(begin)

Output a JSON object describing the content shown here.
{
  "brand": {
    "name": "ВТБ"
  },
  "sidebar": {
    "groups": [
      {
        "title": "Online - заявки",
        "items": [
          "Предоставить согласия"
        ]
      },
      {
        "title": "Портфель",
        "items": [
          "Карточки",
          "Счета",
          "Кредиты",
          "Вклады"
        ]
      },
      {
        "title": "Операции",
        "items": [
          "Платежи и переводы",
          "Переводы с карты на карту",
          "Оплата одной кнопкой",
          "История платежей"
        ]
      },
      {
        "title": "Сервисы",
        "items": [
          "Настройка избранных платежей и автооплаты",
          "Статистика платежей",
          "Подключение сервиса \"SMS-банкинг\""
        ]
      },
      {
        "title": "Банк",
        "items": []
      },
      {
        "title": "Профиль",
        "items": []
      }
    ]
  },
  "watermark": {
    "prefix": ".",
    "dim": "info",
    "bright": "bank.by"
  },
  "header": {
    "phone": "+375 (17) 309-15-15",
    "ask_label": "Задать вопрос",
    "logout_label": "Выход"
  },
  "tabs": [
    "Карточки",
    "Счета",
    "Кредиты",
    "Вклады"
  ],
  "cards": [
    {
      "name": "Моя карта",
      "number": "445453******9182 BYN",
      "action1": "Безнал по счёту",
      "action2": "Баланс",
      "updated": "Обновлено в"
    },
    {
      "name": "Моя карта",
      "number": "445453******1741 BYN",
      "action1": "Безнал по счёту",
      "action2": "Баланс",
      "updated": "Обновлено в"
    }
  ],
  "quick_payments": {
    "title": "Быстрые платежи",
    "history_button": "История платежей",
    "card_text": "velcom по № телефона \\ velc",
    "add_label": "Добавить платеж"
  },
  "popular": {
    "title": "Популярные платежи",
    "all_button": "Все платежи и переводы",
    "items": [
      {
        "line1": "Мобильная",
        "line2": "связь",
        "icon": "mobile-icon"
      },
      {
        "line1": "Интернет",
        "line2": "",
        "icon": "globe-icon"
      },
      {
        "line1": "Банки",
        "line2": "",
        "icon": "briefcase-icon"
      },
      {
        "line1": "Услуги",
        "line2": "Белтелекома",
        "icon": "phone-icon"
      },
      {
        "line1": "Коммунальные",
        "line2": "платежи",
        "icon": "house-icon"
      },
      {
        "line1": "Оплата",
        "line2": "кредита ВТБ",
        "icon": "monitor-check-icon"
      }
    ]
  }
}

(end)

In this exercise, repeat all entries exactly.

Output a JSON object describing the content shown here.
{
  "brand": {
    "name": "ВТБ"
  },
  "sidebar": {
    "groups": [
      {
        "title": "Online - заявки",
        "items": [
          "Предоставить согласия"
        ]
      },
      {
        "title": "Портфель",
        "items": [
          "Карточки",
          "Счета",
          "Кредиты",
          "Вклады"
        ]
      },
      {
        "title": "Операции",
        "items": [
          "Платежи и переводы",
          "Переводы с карты на карту",
          "Оплата одной кнопкой",
          "История платежей"
        ]
      },
      {
        "title": "Сервисы",
        "items": [
          "Настройка избранных платежей и автооплаты",
          "Статистика платежей",
          "Подключение сервиса \"SMS-банкинг\""
        ]
      },
      {
        "title": "Банк",
        "items": []
      },
      {
        "title": "Профиль",
        "items": []
      }
    ]
  },
  "watermark": {
    "prefix": ".",
    "dim": "info",
    "bright": "bank.by"
  },
  "header": {
    "phone": "+375 (17) 309-15-15",
    "ask_label": "Задать вопрос",
    "logout_label": "Выход"
  },
  "tabs": [
    "Карточки",
    "Счета",
    "Кредиты",
    "Вклады"
  ],
  "cards": [
    {
      "name": "Моя карта",
      "number": "445453******9182 BYN",
      "action1": "Безнал по счёту",
      "action2": "Баланс",
      "updated": "Обновлено в"
    },
    {
      "name": "Моя карта",
      "number": "445453******1741 BYN",
      "action1": "Безнал по счёту",
      "action2": "Баланс",
      "updated": "Обновлено в"
    }
  ],
  "quick_payments": {
    "title": "Быстрые платежи",
    "history_button": "История платежей",
    "card_text": "velcom по № телефона \\ velc",
    "add_label": "Добавить платеж"
  },
  "popular": {
    "title": "Популярные платежи",
    "all_button": "Все платежи и переводы",
    "items": [
      {
        "line1": "Мобильная",
        "line2": "связь",
        "icon": "mobile-icon"
      },
      {
        "line1": "Интернет",
        "line2": "",
        "icon": "globe-icon"
      },
      {
        "line1": "Банки",
        "line2": "",
        "icon": "briefcase-icon"
      },
      {
        "line1": "Услуги",
        "line2": "Белтелекома",
        "icon": "phone-icon"
      },
      {
        "line1": "Коммунальные",
        "line2": "платежи",
        "icon": "house-icon"
      },
      {
        "line1": "Оплата",
        "line2": "кредита ВТБ",
        "icon": "monitor-check-icon"
      }
    ]
  }
}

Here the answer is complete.